═══ Provided information

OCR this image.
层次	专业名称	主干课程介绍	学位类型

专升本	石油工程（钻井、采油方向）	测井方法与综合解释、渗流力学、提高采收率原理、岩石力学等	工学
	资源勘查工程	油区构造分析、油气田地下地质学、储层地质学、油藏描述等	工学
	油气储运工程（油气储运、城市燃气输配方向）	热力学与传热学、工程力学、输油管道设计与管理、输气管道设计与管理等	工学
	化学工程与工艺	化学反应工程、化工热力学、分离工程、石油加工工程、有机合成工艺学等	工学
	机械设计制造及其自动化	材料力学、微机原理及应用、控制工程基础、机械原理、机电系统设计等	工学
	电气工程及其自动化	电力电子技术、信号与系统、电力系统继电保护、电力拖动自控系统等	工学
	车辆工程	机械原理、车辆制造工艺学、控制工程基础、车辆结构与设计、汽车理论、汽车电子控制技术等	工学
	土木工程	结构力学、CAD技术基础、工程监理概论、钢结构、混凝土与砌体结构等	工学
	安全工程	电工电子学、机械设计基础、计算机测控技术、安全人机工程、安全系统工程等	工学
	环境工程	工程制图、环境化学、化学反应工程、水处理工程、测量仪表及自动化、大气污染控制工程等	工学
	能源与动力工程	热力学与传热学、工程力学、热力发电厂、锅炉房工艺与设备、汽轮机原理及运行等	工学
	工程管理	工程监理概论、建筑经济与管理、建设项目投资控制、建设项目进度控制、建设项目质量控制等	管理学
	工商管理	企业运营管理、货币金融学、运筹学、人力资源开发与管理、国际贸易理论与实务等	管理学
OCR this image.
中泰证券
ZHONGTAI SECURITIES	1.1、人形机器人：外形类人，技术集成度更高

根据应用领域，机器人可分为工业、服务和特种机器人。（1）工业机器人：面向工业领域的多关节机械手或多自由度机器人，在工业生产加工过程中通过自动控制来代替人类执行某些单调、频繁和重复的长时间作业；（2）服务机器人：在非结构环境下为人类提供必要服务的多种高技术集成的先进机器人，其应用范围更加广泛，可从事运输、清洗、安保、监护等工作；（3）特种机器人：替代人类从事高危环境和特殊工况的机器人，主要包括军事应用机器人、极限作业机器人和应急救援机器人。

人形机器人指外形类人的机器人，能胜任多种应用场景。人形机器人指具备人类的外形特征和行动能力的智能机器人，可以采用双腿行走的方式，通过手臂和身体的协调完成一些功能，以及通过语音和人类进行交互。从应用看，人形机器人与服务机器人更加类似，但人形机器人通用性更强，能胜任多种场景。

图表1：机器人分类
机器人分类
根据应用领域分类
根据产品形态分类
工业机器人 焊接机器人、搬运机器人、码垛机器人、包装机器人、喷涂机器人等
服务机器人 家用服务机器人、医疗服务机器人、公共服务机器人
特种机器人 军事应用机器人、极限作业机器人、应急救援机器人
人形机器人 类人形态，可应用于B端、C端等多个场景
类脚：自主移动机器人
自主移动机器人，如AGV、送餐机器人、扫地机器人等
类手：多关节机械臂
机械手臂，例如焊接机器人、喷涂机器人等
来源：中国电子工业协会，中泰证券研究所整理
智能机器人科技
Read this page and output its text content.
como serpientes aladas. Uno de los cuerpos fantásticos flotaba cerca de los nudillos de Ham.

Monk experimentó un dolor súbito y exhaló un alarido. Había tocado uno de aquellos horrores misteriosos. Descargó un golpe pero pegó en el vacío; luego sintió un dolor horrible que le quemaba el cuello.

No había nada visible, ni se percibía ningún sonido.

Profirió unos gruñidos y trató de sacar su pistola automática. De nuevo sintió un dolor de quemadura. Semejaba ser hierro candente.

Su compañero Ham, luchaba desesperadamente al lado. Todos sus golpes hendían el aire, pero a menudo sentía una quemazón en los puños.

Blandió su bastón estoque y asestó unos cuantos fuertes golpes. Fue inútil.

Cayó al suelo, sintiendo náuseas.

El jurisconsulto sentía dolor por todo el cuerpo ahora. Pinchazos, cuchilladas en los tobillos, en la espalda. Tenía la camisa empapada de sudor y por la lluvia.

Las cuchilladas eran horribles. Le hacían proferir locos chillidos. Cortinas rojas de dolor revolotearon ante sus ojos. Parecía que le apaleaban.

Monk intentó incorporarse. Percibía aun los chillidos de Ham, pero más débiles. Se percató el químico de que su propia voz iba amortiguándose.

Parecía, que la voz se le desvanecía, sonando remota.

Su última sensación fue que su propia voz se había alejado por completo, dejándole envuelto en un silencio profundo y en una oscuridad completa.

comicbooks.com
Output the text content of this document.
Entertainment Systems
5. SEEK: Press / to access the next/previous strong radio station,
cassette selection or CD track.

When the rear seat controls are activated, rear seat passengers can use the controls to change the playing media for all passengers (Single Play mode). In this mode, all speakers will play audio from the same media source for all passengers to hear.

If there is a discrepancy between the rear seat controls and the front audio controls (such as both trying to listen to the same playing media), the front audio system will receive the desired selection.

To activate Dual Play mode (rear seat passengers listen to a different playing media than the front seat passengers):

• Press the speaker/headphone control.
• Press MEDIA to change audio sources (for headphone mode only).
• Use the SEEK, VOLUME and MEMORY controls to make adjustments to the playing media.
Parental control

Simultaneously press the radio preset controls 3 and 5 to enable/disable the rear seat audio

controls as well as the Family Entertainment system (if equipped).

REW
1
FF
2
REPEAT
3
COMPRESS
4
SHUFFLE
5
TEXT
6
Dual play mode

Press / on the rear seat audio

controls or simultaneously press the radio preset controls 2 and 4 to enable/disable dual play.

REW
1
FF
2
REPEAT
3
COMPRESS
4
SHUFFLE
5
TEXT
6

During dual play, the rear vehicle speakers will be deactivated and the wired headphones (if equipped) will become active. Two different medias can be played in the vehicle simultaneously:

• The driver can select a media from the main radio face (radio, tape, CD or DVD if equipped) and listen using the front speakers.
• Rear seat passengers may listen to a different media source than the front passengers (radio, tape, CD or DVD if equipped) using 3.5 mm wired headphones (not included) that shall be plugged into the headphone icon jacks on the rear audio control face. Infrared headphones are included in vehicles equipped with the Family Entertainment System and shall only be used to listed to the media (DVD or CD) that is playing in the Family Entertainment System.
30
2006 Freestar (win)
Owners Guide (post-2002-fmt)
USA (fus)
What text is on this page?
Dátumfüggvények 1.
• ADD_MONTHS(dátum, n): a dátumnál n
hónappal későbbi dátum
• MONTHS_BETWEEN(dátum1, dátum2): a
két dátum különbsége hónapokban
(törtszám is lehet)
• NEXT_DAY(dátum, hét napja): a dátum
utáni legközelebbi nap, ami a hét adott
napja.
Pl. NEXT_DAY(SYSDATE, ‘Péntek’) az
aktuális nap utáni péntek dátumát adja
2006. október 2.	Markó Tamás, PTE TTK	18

══════

What is needed: In the entries above, find each line with the word "page" and show it.

Written answer:
Read this page and output its text content.
What text is on this page?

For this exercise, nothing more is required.